§ EXERCISE PROMPT
Every line below should be repeated exactly.

§ STORED DATA
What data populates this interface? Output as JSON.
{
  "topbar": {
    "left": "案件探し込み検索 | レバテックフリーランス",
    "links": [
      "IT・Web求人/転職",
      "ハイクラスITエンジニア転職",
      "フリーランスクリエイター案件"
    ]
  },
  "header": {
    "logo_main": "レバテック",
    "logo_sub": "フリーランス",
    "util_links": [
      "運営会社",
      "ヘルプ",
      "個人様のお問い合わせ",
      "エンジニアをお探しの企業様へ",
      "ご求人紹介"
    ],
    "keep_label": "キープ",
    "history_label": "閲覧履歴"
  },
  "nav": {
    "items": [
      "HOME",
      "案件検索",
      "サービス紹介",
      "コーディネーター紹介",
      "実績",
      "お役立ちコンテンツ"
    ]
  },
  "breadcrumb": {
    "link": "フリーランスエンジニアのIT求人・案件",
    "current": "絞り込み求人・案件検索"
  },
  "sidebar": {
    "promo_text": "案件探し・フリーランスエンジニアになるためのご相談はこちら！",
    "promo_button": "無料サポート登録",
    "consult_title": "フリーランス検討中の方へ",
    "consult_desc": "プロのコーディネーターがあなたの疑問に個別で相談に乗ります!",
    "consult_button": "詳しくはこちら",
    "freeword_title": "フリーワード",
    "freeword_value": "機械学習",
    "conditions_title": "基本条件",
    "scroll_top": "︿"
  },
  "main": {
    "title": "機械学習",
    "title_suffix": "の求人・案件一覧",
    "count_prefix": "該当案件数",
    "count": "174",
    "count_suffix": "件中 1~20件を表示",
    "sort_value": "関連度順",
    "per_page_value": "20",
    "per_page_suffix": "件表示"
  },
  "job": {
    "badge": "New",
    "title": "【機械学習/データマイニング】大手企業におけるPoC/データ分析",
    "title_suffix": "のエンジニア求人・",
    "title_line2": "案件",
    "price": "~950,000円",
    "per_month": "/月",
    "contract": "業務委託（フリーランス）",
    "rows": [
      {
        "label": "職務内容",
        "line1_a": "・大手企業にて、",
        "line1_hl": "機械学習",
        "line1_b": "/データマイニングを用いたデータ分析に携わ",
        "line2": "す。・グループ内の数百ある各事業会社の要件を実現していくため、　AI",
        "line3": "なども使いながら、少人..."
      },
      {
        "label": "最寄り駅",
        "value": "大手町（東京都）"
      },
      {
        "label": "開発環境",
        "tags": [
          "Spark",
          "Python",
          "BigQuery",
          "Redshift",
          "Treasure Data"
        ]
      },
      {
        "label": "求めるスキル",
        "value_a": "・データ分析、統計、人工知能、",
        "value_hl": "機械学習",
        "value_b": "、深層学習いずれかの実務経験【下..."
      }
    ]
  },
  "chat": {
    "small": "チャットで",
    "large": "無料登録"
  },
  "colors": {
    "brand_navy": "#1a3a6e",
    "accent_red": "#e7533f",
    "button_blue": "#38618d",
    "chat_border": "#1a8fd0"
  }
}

§ EXERCISE SOLUTION
What data populates this interface? Output as JSON.
{
  "topbar": {
    "left": "案件探し込み検索 | レバテックフリーランス",
    "links": [
      "IT・Web求人/転職",
      "ハイクラスITエンジニア転職",
      "フリーランスクリエイター案件"
    ]
  },
  "header": {
    "logo_main": "レバテック",
    "logo_sub": "フリーランス",
    "util_links": [
      "運営会社",
      "ヘルプ",
      "個人様のお問い合わせ",
      "エンジニアをお探しの企業様へ",
      "ご求人紹介"
    ],
    "keep_label": "キープ",
    "history_label": "閲覧履歴"
  },
  "nav": {
    "items": [
      "HOME",
      "案件検索",
      "サービス紹介",
      "コーディネーター紹介",
      "実績",
      "お役立ちコンテンツ"
    ]
  },
  "breadcrumb": {
    "link": "フリーランスエンジニアのIT求人・案件",
    "current": "絞り込み求人・案件検索"
  },
  "sidebar": {
    "promo_text": "案件探し・フリーランスエンジニアになるためのご相談はこちら！",
    "promo_button": "無料サポート登録",
    "consult_title": "フリーランス検討中の方へ",
    "consult_desc": "プロのコーディネーターがあなたの疑問に個別で相談に乗ります!",
    "consult_button": "詳しくはこちら",
    "freeword_title": "フリーワード",
    "freeword_value": "機械学習",
    "conditions_title": "基本条件",
    "scroll_top": "︿"
  },
  "main": {
    "title": "機械学習",
    "title_suffix": "の求人・案件一覧",
    "count_prefix": "該当案件数",
    "count": "174",
    "count_suffix": "件中 1~20件を表示",
    "sort_value": "関連度順",
    "per_page_value": "20",
    "per_page_suffix": "件表示"
  },
  "job": {
    "badge": "New",
    "title": "【機械学習/データマイニング】大手企業におけるPoC/データ分析",
    "title_suffix": "のエンジニア求人・",
    "title_line2": "案件",
    "price": "~950,000円",
    "per_month": "/月",
    "contract": "業務委託（フリーランス）",
    "rows": [
      {
        "label": "職務内容",
        "line1_a": "・大手企業にて、",
        "line1_hl": "機械学習",
        "line1_b": "/データマイニングを用いたデータ分析に携わ",
        "line2": "す。・グループ内の数百ある各事業会社の要件を実現していくため、　AI",
        "line3": "なども使いながら、少人..."
      },
      {
        "label": "最寄り駅",
        "value": "大手町（東京都）"
      },
      {
        "label": "開発環境",
        "tags": [
          "Spark",
          "Python",
          "BigQuery",
          "Redshift",
          "Treasure Data"
        ]
      },
      {
        "label": "求めるスキル",
        "value_a": "・データ分析、統計、人工知能、",
        "value_hl": "機械学習",
        "value_b": "、深層学習いずれかの実務経験【下..."
      }
    ]
  },
  "chat": {
    "small": "チャットで",
    "large": "無料登録"
  },
  "colors": {
    "brand_navy": "#1a3a6e",
    "accent_red": "#e7533f",
    "button_blue": "#38618d",
    "chat_border": "#1a8fd0"
  }
}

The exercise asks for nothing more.